====== Data provided
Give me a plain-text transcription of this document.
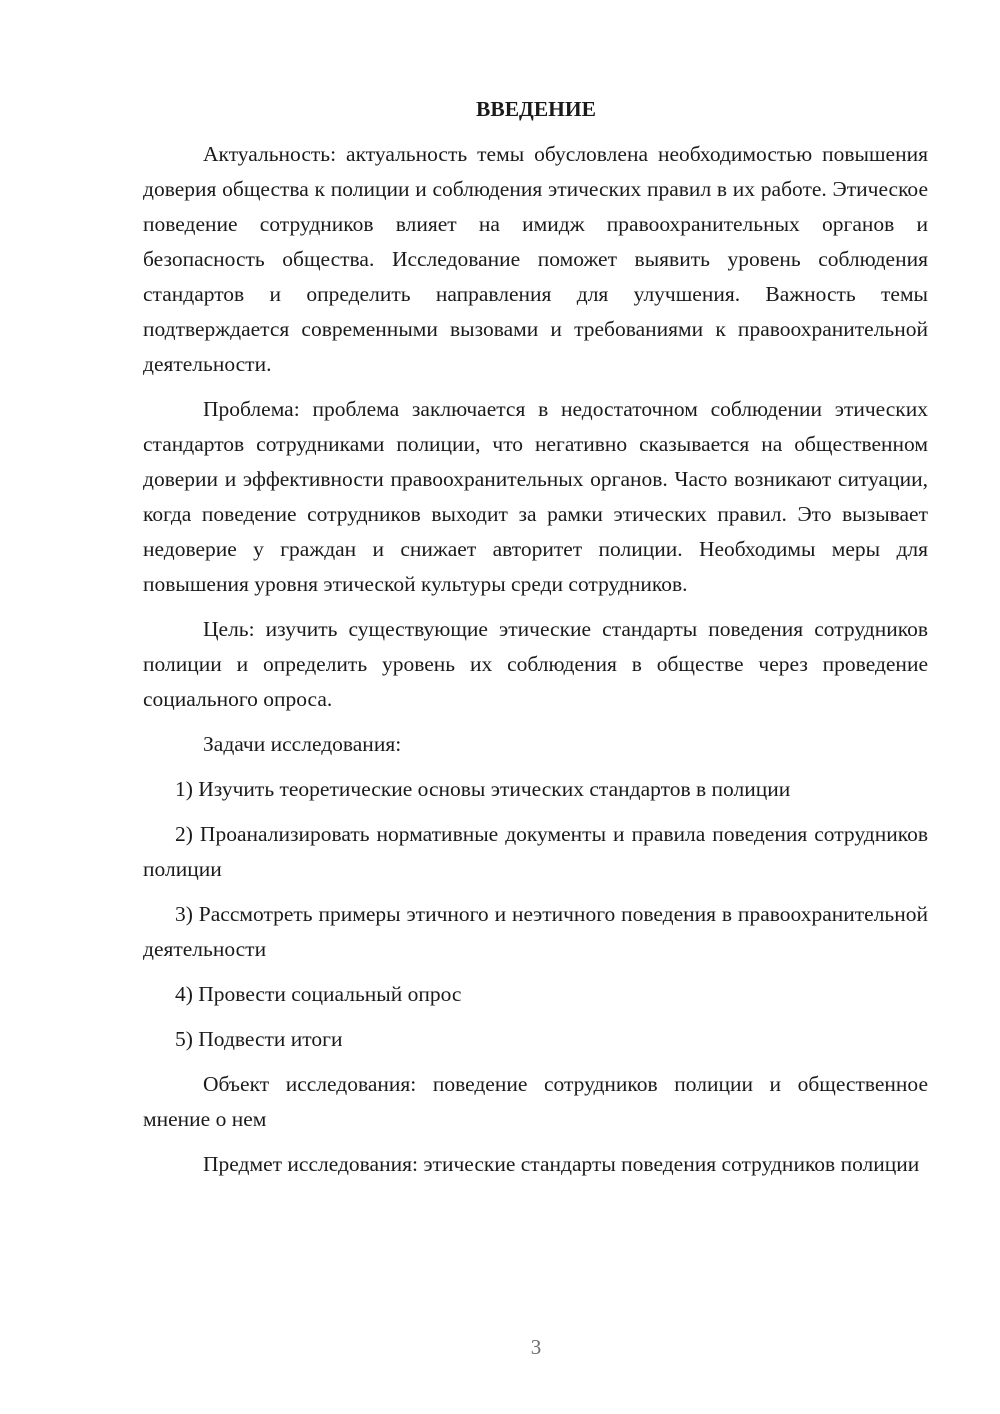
ВВЕДЕНИЕ

Актуальность: актуальность темы обусловлена необходимостью повышения доверия общества к полиции и соблюдения этических правил в их работе. Этическое поведение сотрудников влияет на имидж правоохранительных органов и безопасность общества. Исследование поможет выявить уровень соблюдения стандартов и определить направления для улучшения. Важность темы подтверждается современными вызовами и требованиями к правоохранительной деятельности.

Проблема: проблема заключается в недостаточном соблюдении этических стандартов сотрудниками полиции, что негативно сказывается на общественном доверии и эффективности правоохранительных органов. Часто возникают ситуации, когда поведение сотрудников выходит за рамки этических правил. Это вызывает недоверие у граждан и снижает авторитет полиции. Необходимы меры для повышения уровня этической культуры среди сотрудников.

Цель: изучить существующие этические стандарты поведения сотрудников полиции и определить уровень их соблюдения в обществе через проведение социального опроса.

Задачи исследования:

1) Изучить теоретические основы этических стандартов в полиции

2) Проанализировать нормативные документы и правила поведения сотрудников полиции

3) Рассмотреть примеры этичного и неэтичного поведения в правоохранительной деятельности

4) Провести социальный опрос

5) Подвести итоги

Объект исследования: поведение сотрудников полиции и общественное мнение о нем

Предмет исследования: этические стандарты поведения сотрудников полиции

3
============
## Task statement
Each record should be quoted exactly, with the images omitted.

## Answer to this exercise
Give me a plain-text transcription of this document.
ВВЕДЕНИЕ

Актуальность: актуальность темы обусловлена необходимостью повышения доверия общества к полиции и соблюдения этических правил в их работе. Этическое поведение сотрудников влияет на имидж правоохранительных органов и безопасность общества. Исследование поможет выявить уровень соблюдения стандартов и определить направления для улучшения. Важность темы подтверждается современными вызовами и требованиями к правоохранительной деятельности.

Проблема: проблема заключается в недостаточном соблюдении этических стандартов сотрудниками полиции, что негативно сказывается на общественном доверии и эффективности правоохранительных органов. Часто возникают ситуации, когда поведение сотрудников выходит за рамки этических правил. Это вызывает недоверие у граждан и снижает авторитет полиции. Необходимы меры для повышения уровня этической культуры среди сотрудников.

Цель: изучить существующие этические стандарты поведения сотрудников полиции и определить уровень их соблюдения в обществе через проведение социального опроса.

Задачи исследования:

1) Изучить теоретические основы этических стандартов в полиции

2) Проанализировать нормативные документы и правила поведения сотрудников полиции

3) Рассмотреть примеры этичного и неэтичного поведения в правоохранительной деятельности

4) Провести социальный опрос

5) Подвести итоги

Объект исследования: поведение сотрудников полиции и общественное мнение о нем

Предмет исследования: этические стандарты поведения сотрудников полиции

3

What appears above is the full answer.